*Challenge*.
Search the material below for the string "TEMP" and extract each line that has it.
════════════════
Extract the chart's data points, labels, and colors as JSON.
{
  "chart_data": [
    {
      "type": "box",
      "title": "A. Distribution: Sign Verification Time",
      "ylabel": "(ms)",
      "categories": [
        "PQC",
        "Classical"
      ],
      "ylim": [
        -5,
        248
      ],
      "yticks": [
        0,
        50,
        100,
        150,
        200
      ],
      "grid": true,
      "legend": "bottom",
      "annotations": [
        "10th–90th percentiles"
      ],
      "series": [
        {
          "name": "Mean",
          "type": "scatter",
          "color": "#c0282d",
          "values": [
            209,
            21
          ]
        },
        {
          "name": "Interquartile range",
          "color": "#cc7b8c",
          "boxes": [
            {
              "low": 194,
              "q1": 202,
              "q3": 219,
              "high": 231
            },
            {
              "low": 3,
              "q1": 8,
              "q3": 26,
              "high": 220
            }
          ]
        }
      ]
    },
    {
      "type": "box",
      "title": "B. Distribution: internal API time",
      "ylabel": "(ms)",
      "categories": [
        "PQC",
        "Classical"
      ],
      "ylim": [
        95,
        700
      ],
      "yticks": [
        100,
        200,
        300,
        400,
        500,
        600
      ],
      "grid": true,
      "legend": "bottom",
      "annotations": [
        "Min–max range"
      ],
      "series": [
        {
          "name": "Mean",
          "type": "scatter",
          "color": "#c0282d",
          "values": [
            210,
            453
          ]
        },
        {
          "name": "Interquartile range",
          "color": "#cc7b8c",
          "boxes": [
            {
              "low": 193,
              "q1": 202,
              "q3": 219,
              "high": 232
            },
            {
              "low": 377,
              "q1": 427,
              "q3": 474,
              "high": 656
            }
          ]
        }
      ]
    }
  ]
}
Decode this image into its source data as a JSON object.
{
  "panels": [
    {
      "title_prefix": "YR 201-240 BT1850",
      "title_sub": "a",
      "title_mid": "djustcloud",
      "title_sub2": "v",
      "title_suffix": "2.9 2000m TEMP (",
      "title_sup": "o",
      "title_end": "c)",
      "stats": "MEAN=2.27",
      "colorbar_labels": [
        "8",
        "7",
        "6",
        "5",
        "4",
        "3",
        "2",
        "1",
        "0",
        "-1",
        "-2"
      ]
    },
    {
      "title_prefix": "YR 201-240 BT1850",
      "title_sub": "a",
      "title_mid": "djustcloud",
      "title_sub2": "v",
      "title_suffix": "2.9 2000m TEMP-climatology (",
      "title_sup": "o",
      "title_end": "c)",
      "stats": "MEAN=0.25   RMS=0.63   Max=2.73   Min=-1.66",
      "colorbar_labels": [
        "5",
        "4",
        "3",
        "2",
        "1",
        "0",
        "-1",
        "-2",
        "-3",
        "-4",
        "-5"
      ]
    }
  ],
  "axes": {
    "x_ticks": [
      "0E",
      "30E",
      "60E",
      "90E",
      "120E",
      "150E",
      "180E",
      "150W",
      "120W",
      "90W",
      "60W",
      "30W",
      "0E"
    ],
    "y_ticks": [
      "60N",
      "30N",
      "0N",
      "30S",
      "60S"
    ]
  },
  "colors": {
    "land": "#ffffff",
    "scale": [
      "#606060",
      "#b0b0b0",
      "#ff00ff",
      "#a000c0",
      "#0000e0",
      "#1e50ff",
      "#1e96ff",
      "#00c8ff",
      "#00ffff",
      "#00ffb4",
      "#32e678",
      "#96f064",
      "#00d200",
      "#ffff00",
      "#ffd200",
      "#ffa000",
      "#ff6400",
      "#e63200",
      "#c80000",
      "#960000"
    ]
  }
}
════════════════
*Solution to this task*.
      "title_suffix": "2.9 2000m TEMP (",
      "title_suffix": "2.9 2000m TEMP-climatology (",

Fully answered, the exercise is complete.